++++ Data for the task

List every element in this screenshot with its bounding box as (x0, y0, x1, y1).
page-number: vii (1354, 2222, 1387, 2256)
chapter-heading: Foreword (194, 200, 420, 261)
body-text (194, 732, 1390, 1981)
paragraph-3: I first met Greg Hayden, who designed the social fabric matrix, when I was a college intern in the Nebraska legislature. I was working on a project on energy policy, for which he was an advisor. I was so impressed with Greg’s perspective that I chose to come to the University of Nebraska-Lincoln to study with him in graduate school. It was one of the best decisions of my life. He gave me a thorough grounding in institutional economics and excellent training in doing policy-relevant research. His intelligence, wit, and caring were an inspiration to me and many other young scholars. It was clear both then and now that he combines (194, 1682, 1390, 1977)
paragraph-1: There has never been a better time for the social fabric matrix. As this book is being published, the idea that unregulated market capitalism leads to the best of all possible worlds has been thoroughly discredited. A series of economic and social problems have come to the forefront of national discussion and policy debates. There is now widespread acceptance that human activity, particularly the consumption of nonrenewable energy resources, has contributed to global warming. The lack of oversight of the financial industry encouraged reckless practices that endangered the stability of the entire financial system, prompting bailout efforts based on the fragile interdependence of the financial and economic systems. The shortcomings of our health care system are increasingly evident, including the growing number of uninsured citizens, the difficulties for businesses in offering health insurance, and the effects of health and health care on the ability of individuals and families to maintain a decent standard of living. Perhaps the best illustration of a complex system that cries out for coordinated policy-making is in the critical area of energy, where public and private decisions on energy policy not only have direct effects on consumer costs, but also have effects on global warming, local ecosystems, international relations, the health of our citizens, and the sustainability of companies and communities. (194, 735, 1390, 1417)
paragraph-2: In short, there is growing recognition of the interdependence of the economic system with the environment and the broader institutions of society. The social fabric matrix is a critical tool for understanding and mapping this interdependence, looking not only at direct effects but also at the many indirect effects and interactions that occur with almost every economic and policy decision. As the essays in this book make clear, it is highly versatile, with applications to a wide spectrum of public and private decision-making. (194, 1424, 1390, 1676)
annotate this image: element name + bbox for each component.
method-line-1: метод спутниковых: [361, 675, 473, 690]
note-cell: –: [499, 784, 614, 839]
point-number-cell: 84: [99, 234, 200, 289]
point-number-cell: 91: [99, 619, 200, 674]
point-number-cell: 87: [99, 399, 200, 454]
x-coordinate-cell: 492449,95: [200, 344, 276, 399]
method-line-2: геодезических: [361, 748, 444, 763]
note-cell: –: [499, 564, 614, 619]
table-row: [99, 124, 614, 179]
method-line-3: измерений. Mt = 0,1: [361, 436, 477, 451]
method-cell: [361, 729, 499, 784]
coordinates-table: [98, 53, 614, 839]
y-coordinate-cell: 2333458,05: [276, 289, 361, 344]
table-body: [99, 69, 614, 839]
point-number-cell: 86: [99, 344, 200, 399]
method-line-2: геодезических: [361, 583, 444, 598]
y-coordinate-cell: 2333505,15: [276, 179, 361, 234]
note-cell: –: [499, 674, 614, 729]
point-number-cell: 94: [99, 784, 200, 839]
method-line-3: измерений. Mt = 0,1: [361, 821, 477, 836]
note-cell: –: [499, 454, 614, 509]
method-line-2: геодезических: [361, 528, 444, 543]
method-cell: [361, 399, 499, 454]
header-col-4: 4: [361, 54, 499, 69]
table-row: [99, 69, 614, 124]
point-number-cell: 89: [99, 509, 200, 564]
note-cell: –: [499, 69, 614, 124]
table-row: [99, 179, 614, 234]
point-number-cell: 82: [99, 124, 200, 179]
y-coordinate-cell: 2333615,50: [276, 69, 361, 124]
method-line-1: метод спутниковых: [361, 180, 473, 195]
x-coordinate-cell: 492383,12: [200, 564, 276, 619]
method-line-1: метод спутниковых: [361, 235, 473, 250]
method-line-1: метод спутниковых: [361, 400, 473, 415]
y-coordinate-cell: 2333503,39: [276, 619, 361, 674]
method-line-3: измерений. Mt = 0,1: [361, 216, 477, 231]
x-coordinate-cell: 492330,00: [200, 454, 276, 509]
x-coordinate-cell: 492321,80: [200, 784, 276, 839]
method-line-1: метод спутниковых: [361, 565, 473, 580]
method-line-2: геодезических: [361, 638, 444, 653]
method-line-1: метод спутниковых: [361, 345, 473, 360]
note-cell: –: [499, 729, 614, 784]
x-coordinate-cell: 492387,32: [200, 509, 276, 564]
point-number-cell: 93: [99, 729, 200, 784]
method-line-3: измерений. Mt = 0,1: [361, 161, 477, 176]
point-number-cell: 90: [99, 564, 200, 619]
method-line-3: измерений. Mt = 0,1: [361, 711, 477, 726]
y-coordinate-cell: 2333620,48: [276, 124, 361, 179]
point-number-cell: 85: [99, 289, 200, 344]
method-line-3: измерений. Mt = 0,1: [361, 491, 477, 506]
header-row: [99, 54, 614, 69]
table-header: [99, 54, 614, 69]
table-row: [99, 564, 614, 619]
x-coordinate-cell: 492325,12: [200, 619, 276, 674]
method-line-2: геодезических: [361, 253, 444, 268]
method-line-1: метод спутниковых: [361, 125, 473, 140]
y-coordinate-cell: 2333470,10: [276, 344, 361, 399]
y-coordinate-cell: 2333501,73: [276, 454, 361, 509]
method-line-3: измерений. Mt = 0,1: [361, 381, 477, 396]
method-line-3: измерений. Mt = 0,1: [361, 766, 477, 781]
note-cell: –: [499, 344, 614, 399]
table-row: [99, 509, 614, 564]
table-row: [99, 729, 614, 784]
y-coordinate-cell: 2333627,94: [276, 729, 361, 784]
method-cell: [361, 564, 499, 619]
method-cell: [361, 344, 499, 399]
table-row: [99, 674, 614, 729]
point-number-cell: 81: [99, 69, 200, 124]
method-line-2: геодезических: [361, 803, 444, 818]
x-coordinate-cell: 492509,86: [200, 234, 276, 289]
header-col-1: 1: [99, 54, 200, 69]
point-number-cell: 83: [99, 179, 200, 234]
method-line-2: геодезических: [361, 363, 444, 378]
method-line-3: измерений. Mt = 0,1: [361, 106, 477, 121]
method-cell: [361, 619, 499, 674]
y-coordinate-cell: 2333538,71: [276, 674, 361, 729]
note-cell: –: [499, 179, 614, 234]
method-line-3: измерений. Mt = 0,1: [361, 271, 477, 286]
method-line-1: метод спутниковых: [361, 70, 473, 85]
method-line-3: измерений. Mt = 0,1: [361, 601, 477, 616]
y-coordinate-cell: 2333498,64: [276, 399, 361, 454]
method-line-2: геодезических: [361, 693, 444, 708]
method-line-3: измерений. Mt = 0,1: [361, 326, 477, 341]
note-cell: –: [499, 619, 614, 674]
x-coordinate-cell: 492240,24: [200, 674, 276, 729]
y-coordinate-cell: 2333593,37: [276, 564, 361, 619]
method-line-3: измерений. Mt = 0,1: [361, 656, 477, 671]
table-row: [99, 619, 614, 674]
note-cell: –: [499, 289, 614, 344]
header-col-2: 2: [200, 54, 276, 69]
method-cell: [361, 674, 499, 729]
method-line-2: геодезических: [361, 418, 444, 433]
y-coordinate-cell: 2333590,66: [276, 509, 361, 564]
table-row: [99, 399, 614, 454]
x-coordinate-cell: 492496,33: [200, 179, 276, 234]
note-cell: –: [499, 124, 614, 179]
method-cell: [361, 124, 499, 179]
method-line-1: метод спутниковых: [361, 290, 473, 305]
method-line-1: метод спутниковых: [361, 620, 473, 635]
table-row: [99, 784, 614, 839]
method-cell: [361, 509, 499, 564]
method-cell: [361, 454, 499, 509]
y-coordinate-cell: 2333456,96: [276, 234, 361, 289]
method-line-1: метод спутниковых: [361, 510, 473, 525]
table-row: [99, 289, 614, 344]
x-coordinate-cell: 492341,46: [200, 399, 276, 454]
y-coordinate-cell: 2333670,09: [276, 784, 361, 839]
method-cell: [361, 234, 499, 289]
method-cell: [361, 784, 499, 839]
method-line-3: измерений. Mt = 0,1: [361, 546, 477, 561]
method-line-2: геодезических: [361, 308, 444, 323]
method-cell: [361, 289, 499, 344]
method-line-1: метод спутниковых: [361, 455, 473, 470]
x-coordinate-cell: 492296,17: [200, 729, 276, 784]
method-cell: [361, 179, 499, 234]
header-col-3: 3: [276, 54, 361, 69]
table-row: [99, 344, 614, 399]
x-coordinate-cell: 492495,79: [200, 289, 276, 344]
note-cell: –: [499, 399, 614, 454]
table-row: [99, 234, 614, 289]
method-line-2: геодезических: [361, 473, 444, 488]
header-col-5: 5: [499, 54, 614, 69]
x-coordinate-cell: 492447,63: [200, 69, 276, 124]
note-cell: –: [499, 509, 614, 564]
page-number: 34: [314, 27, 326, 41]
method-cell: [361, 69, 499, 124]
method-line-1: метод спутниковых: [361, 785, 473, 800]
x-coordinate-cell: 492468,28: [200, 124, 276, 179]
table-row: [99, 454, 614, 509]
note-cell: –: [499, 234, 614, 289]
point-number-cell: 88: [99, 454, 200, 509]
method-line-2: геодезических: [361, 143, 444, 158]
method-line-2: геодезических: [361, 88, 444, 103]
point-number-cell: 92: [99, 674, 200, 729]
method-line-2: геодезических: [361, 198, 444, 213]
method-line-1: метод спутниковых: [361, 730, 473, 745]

++++++++

# What you have to do
Please copy the records from their first line through the line that contains "body-text (194, 732, 1390, 1981)", and include that line.

# Task response
List every element in this screenshot with its bounding box as (x0, y0, x1, y1).
page-number: vii (1354, 2222, 1387, 2256)
chapter-heading: Foreword (194, 200, 420, 261)
body-text (194, 732, 1390, 1981)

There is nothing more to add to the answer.